--- start MATERIALS PROVIDED ---
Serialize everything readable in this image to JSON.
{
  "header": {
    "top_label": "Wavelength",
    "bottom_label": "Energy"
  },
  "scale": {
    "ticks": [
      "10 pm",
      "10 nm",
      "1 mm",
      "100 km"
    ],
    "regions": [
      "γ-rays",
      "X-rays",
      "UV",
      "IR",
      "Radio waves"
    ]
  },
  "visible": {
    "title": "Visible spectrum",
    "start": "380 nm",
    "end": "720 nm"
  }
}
--- end MATERIALS PROVIDED ---
Hand back the material above in full, exactly as written.

Serialize everything readable in this image to JSON.
{
  "header": {
    "top_label": "Wavelength",
    "bottom_label": "Energy"
  },
  "scale": {
    "ticks": [
      "10 pm",
      "10 nm",
      "1 mm",
      "100 km"
    ],
    "regions": [
      "γ-rays",
      "X-rays",
      "UV",
      "IR",
      "Radio waves"
    ]
  },
  "visible": {
    "title": "Visible spectrum",
    "start": "380 nm",
    "end": "720 nm"
  }
}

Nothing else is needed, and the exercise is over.